Given instruction: Retype the material below. Keep every word exactly as it is.

*-*-*

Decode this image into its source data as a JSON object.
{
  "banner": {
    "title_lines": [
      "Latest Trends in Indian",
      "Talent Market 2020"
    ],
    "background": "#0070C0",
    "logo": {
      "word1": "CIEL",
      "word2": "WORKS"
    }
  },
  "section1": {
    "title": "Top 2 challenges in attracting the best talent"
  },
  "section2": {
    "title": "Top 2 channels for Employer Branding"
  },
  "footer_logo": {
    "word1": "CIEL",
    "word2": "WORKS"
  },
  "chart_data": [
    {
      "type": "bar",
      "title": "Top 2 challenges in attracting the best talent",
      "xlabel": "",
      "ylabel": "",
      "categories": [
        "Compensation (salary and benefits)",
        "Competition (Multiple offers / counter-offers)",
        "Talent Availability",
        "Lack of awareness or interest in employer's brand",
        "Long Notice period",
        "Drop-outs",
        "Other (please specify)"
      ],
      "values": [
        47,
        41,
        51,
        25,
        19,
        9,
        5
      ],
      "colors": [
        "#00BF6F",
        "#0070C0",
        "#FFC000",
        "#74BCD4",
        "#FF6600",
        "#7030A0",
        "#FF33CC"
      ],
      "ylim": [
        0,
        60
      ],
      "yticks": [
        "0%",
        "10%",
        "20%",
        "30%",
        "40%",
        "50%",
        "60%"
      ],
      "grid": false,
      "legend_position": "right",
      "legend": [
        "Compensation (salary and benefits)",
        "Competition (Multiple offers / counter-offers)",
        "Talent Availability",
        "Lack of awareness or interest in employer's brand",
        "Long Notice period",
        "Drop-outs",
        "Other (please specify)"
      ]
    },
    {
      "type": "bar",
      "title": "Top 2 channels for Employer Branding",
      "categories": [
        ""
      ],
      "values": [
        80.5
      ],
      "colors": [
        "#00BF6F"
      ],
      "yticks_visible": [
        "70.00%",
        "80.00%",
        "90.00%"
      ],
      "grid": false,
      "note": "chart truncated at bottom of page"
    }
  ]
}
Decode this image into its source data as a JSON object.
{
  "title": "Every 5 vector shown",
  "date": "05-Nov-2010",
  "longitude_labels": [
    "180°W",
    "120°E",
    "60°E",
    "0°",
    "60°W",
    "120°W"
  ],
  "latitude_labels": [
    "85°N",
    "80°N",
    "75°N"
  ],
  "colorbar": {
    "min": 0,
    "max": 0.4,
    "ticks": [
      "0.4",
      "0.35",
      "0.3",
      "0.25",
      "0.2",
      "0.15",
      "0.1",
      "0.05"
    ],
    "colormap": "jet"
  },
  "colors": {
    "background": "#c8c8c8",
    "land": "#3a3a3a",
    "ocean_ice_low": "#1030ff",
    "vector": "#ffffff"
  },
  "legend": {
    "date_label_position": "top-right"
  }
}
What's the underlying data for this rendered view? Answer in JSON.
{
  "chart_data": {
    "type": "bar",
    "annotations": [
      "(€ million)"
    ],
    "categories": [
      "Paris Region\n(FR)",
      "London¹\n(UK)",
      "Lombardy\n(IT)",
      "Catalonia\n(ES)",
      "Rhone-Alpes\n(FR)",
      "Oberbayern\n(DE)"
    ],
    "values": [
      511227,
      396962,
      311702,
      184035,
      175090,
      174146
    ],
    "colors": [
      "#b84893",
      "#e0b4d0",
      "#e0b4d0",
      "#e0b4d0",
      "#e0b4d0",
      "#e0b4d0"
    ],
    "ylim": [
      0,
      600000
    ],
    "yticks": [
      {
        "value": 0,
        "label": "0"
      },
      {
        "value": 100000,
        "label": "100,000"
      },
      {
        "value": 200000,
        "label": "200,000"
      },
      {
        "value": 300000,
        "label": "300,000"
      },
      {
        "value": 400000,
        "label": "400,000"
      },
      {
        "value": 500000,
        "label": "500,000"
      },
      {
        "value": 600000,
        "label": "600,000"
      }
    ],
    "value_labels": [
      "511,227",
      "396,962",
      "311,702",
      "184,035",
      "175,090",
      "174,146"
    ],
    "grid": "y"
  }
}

*-*-*

Result of this task:
Decode this image into its source data as a JSON object.
{
  "banner": {
    "title_lines": [
      "Latest Trends in Indian",
      "Talent Market 2020"
    ],
    "background": "#0070C0",
    "logo": {
      "word1": "CIEL",
      "word2": "WORKS"
    }
  },
  "section1": {
    "title": "Top 2 challenges in attracting the best talent"
  },
  "section2": {
    "title": "Top 2 channels for Employer Branding"
  },
  "footer_logo": {
    "word1": "CIEL",
    "word2": "WORKS"
  },
  "chart_data": [
    {
      "type": "bar",
      "title": "Top 2 challenges in attracting the best talent",
      "xlabel": "",
      "ylabel": "",
      "categories": [
        "Compensation (salary and benefits)",
        "Competition (Multiple offers / counter-offers)",
        "Talent Availability",
        "Lack of awareness or interest in employer's brand",
        "Long Notice period",
        "Drop-outs",
        "Other (please specify)"
      ],
      "values": [
        47,
        41,
        51,
        25,
        19,
        9,
        5
      ],
      "colors": [
        "#00BF6F",
        "#0070C0",
        "#FFC000",
        "#74BCD4",
        "#FF6600",
        "#7030A0",
        "#FF33CC"
      ],
      "ylim": [
        0,
        60
      ],
      "yticks": [
        "0%",
        "10%",
        "20%",
        "30%",
        "40%",
        "50%",
        "60%"
      ],
      "grid": false,
      "legend_position": "right",
      "legend": [
        "Compensation (salary and benefits)",
        "Competition (Multiple offers / counter-offers)",
        "Talent Availability",
        "Lack of awareness or interest in employer's brand",
        "Long Notice period",
        "Drop-outs",
        "Other (please specify)"
      ]
    },
    {
      "type": "bar",
      "title": "Top 2 channels for Employer Branding",
      "categories": [
        ""
      ],
      "values": [
        80.5
      ],
      "colors": [
        "#00BF6F"
      ],
      "yticks_visible": [
        "70.00%",
        "80.00%",
        "90.00%"
      ],
      "grid": false,
      "note": "chart truncated at bottom of page"
    }
  ]
}
Decode this image into its source data as a JSON object.
{
  "title": "Every 5 vector shown",
  "date": "05-Nov-2010",
  "longitude_labels": [
    "180°W",
    "120°E",
    "60°E",
    "0°",
    "60°W",
    "120°W"
  ],
  "latitude_labels": [
    "85°N",
    "80°N",
    "75°N"
  ],
  "colorbar": {
    "min": 0,
    "max": 0.4,
    "ticks": [
      "0.4",
      "0.35",
      "0.3",
      "0.25",
      "0.2",
      "0.15",
      "0.1",
      "0.05"
    ],
    "colormap": "jet"
  },
  "colors": {
    "background": "#c8c8c8",
    "land": "#3a3a3a",
    "ocean_ice_low": "#1030ff",
    "vector": "#ffffff"
  },
  "legend": {
    "date_label_position": "top-right"
  }
}
What's the underlying data for this rendered view? Answer in JSON.
{
  "chart_data": {
    "type": "bar",
    "annotations": [
      "(€ million)"
    ],
    "categories": [
      "Paris Region\n(FR)",
      "London¹\n(UK)",
      "Lombardy\n(IT)",
      "Catalonia\n(ES)",
      "Rhone-Alpes\n(FR)",
      "Oberbayern\n(DE)"
    ],
    "values": [
      511227,
      396962,
      311702,
      184035,
      175090,
      174146
    ],
    "colors": [
      "#b84893",
      "#e0b4d0",
      "#e0b4d0",
      "#e0b4d0",
      "#e0b4d0",
      "#e0b4d0"
    ],
    "ylim": [
      0,
      600000
    ],
    "yticks": [
      {
        "value": 0,
        "label": "0"
      },
      {
        "value": 100000,
        "label": "100,000"
      },
      {
        "value": 200000,
        "label": "200,000"
      },
      {
        "value": 300000,
        "label": "300,000"
      },
      {
        "value": 400000,
        "label": "400,000"
      },
      {
        "value": 500000,
        "label": "500,000"
      },
      {
        "value": 600000,
        "label": "600,000"
      }
    ],
    "value_labels": [
      "511,227",
      "396,962",
      "311,702",
      "184,035",
      "175,090",
      "174,146"
    ],
    "grid": "y"
  }
}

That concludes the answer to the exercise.